▶ THE TASK: Lift out all lines below that contain "title".
--- Begin DATA FOR THIS TASK ---
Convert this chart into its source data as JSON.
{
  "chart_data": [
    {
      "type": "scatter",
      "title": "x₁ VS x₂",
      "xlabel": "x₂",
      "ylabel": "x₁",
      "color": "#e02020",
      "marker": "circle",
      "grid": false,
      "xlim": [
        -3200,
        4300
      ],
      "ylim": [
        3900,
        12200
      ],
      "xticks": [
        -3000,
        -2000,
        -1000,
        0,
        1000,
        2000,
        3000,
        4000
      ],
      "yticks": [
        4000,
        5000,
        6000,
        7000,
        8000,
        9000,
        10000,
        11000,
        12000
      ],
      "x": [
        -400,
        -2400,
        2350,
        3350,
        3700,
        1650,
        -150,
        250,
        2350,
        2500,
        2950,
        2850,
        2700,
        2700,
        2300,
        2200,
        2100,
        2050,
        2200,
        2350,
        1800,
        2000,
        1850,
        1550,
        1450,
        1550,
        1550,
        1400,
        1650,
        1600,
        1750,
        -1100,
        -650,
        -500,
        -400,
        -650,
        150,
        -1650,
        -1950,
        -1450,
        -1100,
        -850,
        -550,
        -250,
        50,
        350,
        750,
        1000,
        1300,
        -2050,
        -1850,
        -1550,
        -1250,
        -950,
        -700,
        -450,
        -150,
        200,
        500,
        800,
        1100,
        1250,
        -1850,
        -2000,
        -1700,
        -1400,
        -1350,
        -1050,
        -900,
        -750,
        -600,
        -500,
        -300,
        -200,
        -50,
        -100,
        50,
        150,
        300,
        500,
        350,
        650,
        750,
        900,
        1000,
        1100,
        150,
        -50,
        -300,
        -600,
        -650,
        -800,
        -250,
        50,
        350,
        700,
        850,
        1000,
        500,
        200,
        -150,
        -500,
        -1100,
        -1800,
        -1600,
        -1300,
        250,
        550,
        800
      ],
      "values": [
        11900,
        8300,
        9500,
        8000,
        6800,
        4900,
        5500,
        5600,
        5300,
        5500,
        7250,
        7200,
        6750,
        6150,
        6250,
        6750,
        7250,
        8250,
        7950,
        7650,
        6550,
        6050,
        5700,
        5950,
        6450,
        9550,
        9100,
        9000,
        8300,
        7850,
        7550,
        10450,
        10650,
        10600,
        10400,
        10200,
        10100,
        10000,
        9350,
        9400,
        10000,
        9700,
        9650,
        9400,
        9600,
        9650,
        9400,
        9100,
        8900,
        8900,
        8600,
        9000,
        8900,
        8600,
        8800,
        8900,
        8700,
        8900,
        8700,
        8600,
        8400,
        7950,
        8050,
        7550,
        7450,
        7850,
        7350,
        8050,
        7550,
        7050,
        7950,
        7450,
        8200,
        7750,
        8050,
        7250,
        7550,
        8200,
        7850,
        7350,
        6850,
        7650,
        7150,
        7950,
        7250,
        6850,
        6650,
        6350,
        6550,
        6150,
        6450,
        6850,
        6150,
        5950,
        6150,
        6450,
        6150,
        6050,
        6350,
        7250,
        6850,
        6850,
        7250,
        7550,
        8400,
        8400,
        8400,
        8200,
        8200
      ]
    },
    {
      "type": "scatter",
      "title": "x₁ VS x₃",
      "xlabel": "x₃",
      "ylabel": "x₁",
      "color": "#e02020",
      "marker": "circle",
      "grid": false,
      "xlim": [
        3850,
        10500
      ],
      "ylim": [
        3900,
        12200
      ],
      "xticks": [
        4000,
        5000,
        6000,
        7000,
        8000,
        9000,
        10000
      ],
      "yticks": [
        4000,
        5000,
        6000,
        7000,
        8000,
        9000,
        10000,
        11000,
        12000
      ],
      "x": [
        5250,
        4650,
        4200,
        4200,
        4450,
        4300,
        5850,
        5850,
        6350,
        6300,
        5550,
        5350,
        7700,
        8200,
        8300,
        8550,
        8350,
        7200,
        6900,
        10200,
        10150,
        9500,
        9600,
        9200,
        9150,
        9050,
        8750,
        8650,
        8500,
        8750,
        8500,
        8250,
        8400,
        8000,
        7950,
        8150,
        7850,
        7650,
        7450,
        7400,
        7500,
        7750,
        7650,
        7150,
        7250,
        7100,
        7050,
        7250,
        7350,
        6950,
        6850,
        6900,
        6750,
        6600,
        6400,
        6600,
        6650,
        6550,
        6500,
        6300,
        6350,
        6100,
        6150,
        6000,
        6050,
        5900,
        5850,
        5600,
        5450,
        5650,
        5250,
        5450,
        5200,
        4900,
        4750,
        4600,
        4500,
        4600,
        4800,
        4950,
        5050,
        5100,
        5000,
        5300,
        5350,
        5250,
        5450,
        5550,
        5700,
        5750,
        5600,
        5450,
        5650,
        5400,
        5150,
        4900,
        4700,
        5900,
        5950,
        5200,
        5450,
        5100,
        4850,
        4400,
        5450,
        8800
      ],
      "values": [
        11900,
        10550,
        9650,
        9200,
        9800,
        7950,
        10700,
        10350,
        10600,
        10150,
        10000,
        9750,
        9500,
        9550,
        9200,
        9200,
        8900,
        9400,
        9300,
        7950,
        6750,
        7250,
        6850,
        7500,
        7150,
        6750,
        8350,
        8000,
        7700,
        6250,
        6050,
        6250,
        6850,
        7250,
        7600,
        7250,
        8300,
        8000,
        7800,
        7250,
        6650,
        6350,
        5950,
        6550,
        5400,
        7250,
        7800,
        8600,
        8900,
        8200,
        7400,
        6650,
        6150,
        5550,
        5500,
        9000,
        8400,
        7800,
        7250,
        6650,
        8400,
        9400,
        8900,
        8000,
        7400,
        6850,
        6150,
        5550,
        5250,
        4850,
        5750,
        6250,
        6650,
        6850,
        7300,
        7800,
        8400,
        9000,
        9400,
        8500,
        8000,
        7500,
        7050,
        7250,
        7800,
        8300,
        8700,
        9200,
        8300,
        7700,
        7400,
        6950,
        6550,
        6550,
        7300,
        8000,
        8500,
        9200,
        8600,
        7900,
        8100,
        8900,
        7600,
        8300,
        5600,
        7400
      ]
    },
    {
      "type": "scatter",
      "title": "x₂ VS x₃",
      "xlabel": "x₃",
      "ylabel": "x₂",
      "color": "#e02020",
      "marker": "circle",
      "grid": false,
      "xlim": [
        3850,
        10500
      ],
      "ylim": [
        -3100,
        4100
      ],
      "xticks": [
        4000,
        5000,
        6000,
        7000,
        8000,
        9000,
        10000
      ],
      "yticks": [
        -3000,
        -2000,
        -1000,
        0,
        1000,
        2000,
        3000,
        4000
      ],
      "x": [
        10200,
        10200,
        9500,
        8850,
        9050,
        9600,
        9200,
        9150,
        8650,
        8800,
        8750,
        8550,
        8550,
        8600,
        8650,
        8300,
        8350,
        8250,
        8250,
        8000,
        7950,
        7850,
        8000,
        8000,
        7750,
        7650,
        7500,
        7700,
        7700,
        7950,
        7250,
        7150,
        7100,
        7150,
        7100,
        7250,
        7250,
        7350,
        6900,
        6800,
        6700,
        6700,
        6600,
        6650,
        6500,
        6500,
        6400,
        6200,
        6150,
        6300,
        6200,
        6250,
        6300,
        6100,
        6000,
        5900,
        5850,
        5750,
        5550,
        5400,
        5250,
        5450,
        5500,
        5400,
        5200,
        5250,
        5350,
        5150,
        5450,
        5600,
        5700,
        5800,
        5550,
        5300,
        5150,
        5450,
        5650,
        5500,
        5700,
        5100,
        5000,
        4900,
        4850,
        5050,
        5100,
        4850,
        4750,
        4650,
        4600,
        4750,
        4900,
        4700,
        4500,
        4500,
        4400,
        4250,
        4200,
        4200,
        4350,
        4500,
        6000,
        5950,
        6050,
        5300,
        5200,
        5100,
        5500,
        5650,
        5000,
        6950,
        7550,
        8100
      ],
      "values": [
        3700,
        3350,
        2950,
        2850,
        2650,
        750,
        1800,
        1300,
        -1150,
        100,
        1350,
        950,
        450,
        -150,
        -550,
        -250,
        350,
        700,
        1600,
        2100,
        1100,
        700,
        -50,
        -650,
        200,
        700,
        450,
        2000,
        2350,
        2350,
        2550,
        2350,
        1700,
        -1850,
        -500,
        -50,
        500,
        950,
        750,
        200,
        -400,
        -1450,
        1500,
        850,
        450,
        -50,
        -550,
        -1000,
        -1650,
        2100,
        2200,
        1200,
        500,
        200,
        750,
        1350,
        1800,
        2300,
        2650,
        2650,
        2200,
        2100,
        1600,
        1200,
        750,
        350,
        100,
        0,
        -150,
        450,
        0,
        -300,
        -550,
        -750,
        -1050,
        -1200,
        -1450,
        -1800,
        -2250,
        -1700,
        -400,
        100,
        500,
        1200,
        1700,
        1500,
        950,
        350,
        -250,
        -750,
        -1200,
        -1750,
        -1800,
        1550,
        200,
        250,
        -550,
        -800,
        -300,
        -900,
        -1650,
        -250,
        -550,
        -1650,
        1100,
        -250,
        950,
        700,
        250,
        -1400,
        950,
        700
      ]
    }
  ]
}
--- End DATA FOR THIS TASK ---
▶ RESULT OF THIS EXERCISE:
      "title": "x₁ VS x₂",
      "title": "x₁ VS x₃",
      "title": "x₂ VS x₃",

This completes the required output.